- **What needs to be done**:
Arrange the lines of the records below into a JSON list of strings, one string per line, with blank lines omitted.

╭──

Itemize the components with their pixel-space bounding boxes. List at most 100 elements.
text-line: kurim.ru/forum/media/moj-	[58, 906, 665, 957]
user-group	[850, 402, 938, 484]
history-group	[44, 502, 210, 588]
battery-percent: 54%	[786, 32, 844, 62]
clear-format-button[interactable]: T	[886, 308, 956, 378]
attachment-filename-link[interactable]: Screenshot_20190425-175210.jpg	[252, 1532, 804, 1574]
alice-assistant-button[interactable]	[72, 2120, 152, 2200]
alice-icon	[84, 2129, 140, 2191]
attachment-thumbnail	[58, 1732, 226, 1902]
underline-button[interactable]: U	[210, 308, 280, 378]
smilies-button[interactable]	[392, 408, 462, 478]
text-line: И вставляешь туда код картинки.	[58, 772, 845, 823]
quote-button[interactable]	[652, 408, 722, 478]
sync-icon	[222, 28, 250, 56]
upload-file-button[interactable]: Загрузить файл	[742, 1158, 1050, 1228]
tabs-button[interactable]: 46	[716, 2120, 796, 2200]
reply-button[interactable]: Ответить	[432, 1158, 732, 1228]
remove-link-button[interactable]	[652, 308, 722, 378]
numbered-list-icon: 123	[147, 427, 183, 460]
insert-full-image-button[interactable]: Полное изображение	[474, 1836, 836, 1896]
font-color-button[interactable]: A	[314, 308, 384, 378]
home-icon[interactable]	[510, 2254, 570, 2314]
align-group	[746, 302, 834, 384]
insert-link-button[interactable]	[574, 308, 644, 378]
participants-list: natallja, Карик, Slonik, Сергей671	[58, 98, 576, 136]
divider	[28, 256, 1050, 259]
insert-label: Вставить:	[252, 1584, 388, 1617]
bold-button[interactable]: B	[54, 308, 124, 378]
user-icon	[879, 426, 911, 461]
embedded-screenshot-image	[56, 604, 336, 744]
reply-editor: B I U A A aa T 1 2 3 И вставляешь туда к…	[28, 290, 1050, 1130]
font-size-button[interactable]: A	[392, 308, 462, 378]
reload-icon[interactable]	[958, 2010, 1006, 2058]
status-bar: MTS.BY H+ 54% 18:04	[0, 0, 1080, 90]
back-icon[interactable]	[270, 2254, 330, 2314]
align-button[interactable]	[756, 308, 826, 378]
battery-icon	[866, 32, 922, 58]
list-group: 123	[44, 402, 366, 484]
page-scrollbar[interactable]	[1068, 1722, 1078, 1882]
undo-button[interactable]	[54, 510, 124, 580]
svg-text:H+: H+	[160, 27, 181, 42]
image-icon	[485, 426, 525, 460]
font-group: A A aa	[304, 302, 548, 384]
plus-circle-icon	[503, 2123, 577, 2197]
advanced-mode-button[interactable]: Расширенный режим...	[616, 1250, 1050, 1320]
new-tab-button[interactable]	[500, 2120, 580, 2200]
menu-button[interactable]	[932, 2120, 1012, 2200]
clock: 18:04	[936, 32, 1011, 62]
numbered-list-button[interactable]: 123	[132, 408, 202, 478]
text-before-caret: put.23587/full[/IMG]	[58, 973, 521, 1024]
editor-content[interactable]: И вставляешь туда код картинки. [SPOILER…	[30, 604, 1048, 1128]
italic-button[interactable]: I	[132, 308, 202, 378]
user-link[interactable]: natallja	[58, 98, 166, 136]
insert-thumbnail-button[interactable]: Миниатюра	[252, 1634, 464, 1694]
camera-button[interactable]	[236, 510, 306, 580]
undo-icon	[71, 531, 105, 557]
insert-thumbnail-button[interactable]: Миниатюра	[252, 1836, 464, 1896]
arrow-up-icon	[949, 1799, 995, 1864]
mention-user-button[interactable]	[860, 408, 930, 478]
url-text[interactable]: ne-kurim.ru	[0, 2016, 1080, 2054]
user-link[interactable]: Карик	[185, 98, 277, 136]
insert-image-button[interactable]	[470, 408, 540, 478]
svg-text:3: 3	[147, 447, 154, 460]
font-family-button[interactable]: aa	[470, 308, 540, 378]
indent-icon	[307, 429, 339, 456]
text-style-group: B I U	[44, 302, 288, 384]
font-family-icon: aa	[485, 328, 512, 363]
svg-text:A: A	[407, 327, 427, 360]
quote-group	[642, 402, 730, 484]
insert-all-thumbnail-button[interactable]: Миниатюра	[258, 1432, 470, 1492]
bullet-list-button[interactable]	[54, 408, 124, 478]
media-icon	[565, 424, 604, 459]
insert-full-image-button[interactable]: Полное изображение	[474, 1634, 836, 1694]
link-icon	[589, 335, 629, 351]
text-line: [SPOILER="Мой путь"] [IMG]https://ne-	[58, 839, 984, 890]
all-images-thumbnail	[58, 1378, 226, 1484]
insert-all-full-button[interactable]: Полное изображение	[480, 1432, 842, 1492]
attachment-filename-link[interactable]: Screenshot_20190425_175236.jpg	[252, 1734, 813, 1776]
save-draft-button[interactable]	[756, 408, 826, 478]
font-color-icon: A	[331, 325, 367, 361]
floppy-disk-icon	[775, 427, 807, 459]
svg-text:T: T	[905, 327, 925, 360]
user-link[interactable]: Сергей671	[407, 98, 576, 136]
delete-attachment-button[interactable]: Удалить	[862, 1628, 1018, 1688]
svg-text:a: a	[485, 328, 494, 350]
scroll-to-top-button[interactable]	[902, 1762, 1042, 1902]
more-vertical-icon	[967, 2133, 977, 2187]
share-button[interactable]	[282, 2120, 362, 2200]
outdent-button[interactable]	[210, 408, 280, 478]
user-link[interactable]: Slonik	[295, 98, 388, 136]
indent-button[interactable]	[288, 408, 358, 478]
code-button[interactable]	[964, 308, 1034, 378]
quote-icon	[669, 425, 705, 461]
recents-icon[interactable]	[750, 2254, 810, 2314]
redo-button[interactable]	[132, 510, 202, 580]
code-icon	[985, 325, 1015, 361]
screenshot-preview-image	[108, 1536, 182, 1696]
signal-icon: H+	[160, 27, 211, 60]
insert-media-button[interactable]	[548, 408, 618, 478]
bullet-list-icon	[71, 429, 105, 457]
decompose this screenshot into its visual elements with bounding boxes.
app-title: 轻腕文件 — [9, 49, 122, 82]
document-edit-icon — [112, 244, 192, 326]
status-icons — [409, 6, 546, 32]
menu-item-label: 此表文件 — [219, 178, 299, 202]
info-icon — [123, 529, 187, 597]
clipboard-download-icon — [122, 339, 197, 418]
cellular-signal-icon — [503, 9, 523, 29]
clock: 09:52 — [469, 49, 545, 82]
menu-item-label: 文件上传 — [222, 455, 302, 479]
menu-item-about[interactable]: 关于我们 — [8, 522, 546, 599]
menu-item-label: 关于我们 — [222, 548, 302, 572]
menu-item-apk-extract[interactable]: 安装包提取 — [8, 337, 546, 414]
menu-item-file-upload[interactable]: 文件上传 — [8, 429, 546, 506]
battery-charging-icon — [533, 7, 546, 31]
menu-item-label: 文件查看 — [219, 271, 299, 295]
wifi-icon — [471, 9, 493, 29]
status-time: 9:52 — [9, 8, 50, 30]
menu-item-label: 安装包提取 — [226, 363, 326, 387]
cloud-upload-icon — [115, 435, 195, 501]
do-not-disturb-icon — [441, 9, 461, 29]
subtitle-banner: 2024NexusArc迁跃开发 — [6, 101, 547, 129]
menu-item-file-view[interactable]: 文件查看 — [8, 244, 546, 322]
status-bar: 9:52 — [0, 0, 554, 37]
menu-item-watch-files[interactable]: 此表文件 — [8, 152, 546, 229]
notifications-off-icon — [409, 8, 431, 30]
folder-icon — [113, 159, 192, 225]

╰──

- **Solution to the problem**:
[
  "Itemize the components with their pixel-space bounding boxes. List at most 100 elements.",
  "text-line: kurim.ru/forum/media/moj-\t[58, 906, 665, 957]",
  "user-group\t[850, 402, 938, 484]",
  "history-group\t[44, 502, 210, 588]",
  "battery-percent: 54%\t[786, 32, 844, 62]",
  "clear-format-button[interactable]: T\t[886, 308, 956, 378]",
  "attachment-filename-link[interactable]: Screenshot_20190425-175210.jpg\t[252, 1532, 804, 1574]",
  "alice-assistant-button[interactable]\t[72, 2120, 152, 2200]",
  "alice-icon\t[84, 2129, 140, 2191]",
  "attachment-thumbnail\t[58, 1732, 226, 1902]",
  "underline-button[interactable]: U\t[210, 308, 280, 378]",
  "smilies-button[interactable]\t[392, 408, 462, 478]",
  "text-line: И вставляешь туда код картинки.\t[58, 772, 845, 823]",
  "quote-button[interactable]\t[652, 408, 722, 478]",
  "sync-icon\t[222, 28, 250, 56]",
  "upload-file-button[interactable]: Загрузить файл\t[742, 1158, 1050, 1228]",
  "tabs-button[interactable]: 46\t[716, 2120, 796, 2200]",
  "reply-button[interactable]: Ответить\t[432, 1158, 732, 1228]",
  "remove-link-button[interactable]\t[652, 308, 722, 378]",
  "numbered-list-icon: 123\t[147, 427, 183, 460]",
  "insert-full-image-button[interactable]: Полное изображение\t[474, 1836, 836, 1896]",
  "font-color-button[interactable]: A\t[314, 308, 384, 378]",
  "home-icon[interactable]\t[510, 2254, 570, 2314]",
  "align-group\t[746, 302, 834, 384]",
  "insert-link-button[interactable]\t[574, 308, 644, 378]",
  "participants-list: natallja, Карик, Slonik, Сергей671\t[58, 98, 576, 136]",
  "divider\t[28, 256, 1050, 259]",
  "insert-label: Вставить:\t[252, 1584, 388, 1617]",
  "bold-button[interactable]: B\t[54, 308, 124, 378]",
  "user-icon\t[879, 426, 911, 461]",
  "embedded-screenshot-image\t[56, 604, 336, 744]",
  "reply-editor: B I U A A aa T 1 2 3 И вставляешь туда к…\t[28, 290, 1050, 1130]",
  "font-size-button[interactable]: A\t[392, 308, 462, 378]",
  "reload-icon[interactable]\t[958, 2010, 1006, 2058]",
  "status-bar: MTS.BY H+ 54% 18:04\t[0, 0, 1080, 90]",
  "back-icon[interactable]\t[270, 2254, 330, 2314]",
  "align-button[interactable]\t[756, 308, 826, 378]",
  "battery-icon\t[866, 32, 922, 58]",
  "list-group: 123\t[44, 402, 366, 484]",
  "page-scrollbar[interactable]\t[1068, 1722, 1078, 1882]",
  "undo-button[interactable]\t[54, 510, 124, 580]",
  "svg-text:H+: H+\t[160, 27, 181, 42]",
  "image-icon\t[485, 426, 525, 460]",
  "font-group: A A aa\t[304, 302, 548, 384]",
  "plus-circle-icon\t[503, 2123, 577, 2197]",
  "advanced-mode-button[interactable]: Расширенный режим...\t[616, 1250, 1050, 1320]",
  "new-tab-button[interactable]\t[500, 2120, 580, 2200]",
  "menu-button[interactable]\t[932, 2120, 1012, 2200]",
  "clock: 18:04\t[936, 32, 1011, 62]",
  "numbered-list-button[interactable]: 123\t[132, 408, 202, 478]",
  "text-before-caret: put.23587/full[/IMG]\t[58, 973, 521, 1024]",
  "editor-content[interactable]: И вставляешь туда код картинки. [SPOILER…\t[30, 604, 1048, 1128]",
  "italic-button[interactable]: I\t[132, 308, 202, 378]",
  "user-link[interactable]: natallja\t[58, 98, 166, 136]",
  "insert-thumbnail-button[interactable]: Миниатюра\t[252, 1634, 464, 1694]",
  "camera-button[interactable]\t[236, 510, 306, 580]",
  "undo-icon\t[71, 531, 105, 557]",
  "insert-thumbnail-button[interactable]: Миниатюра\t[252, 1836, 464, 1896]",
  "arrow-up-icon\t[949, 1799, 995, 1864]",
  "mention-user-button[interactable]\t[860, 408, 930, 478]",
  "url-text[interactable]: ne-kurim.ru\t[0, 2016, 1080, 2054]",
  "user-link[interactable]: Карик\t[185, 98, 277, 136]",
  "insert-image-button[interactable]\t[470, 408, 540, 478]",
  "svg-text:3: 3\t[147, 447, 154, 460]",
  "font-family-button[interactable]: aa\t[470, 308, 540, 378]",
  "indent-icon\t[307, 429, 339, 456]",
  "text-style-group: B I U\t[44, 302, 288, 384]",
  "font-family-icon: aa\t[485, 328, 512, 363]",
  "svg-text:A: A\t[407, 327, 427, 360]",
  "quote-group\t[642, 402, 730, 484]",
  "insert-all-thumbnail-button[interactable]: Миниатюра\t[258, 1432, 470, 1492]",
  "bullet-list-button[interactable]\t[54, 408, 124, 478]",
  "media-icon\t[565, 424, 604, 459]",
  "insert-full-image-button[interactable]: Полное изображение\t[474, 1634, 836, 1694]",
  "link-icon\t[589, 335, 629, 351]",
  "text-line: [SPOILER=\"Мой путь\"] [IMG]https://ne-\t[58, 839, 984, 890]",
  "all-images-thumbnail\t[58, 1378, 226, 1484]",
  "insert-all-full-button[interactable]: Полное изображение\t[480, 1432, 842, 1492]",
  "attachment-filename-link[interactable]: Screenshot_20190425_175236.jpg\t[252, 1734, 813, 1776]",
  "save-draft-button[interactable]\t[756, 408, 826, 478]",
  "font-color-icon: A\t[331, 325, 367, 361]",
  "floppy-disk-icon\t[775, 427, 807, 459]",
  "svg-text:T: T\t[905, 327, 925, 360]",
  "user-link[interactable]: Сергей671\t[407, 98, 576, 136]",
  "delete-attachment-button[interactable]: Удалить\t[862, 1628, 1018, 1688]",
  "svg-text:a: a\t[485, 328, 494, 350]",
  "scroll-to-top-button[interactable]\t[902, 1762, 1042, 1902]",
  "more-vertical-icon\t[967, 2133, 977, 2187]",
  "share-button[interactable]\t[282, 2120, 362, 2200]",
  "outdent-button[interactable]\t[210, 408, 280, 478]",
  "user-link[interactable]: Slonik\t[295, 98, 388, 136]",
  "indent-button[interactable]\t[288, 408, 358, 478]",
  "code-button[interactable]\t[964, 308, 1034, 378]",
  "quote-icon\t[669, 425, 705, 461]",
  "recents-icon[interactable]\t[750, 2254, 810, 2314]",
  "redo-button[interactable]\t[132, 510, 202, 580]",
  "code-icon\t[985, 325, 1015, 361]",
  "screenshot-preview-image\t[108, 1536, 182, 1696]",
  "signal-icon: H+\t[160, 27, 211, 60]",
  "insert-media-button[interactable]\t[548, 408, 618, 478]",
  "bullet-list-icon\t[71, 429, 105, 457]",
  "decompose this screenshot into its visual elements with bounding boxes.",
  "app-title: 轻腕文件 — [9, 49, 122, 82]",
  "document-edit-icon — [112, 244, 192, 326]",
  "status-icons — [409, 6, 546, 32]",
  "menu-item-label: 此表文件 — [219, 178, 299, 202]",
  "info-icon — [123, 529, 187, 597]",
  "clipboard-download-icon — [122, 339, 197, 418]",
  "cellular-signal-icon — [503, 9, 523, 29]",
  "clock: 09:52 — [469, 49, 545, 82]",
  "menu-item-label: 文件上传 — [222, 455, 302, 479]",
  "menu-item-about[interactable]: 关于我们 — [8, 522, 546, 599]",
  "menu-item-label: 关于我们 — [222, 548, 302, 572]",
  "menu-item-apk-extract[interactable]: 安装包提取 — [8, 337, 546, 414]",
  "menu-item-file-upload[interactable]: 文件上传 — [8, 429, 546, 506]",
  "battery-charging-icon — [533, 7, 546, 31]",
  "menu-item-label: 文件查看 — [219, 271, 299, 295]",
  "wifi-icon — [471, 9, 493, 29]",
  "status-time: 9:52 — [9, 8, 50, 30]",
  "menu-item-label: 安装包提取 — [226, 363, 326, 387]",
  "cloud-upload-icon — [115, 435, 195, 501]",
  "do-not-disturb-icon — [441, 9, 461, 29]",
  "subtitle-banner: 2024NexusArc迁跃开发 — [6, 101, 547, 129]",
  "menu-item-file-view[interactable]: 文件查看 — [8, 244, 546, 322]",
  "status-bar: 9:52 — [0, 0, 554, 37]",
  "menu-item-watch-files[interactable]: 此表文件 — [8, 152, 546, 229]",
  "notifications-off-icon — [409, 8, 431, 30]",
  "folder-icon — [113, 159, 192, 225]"
]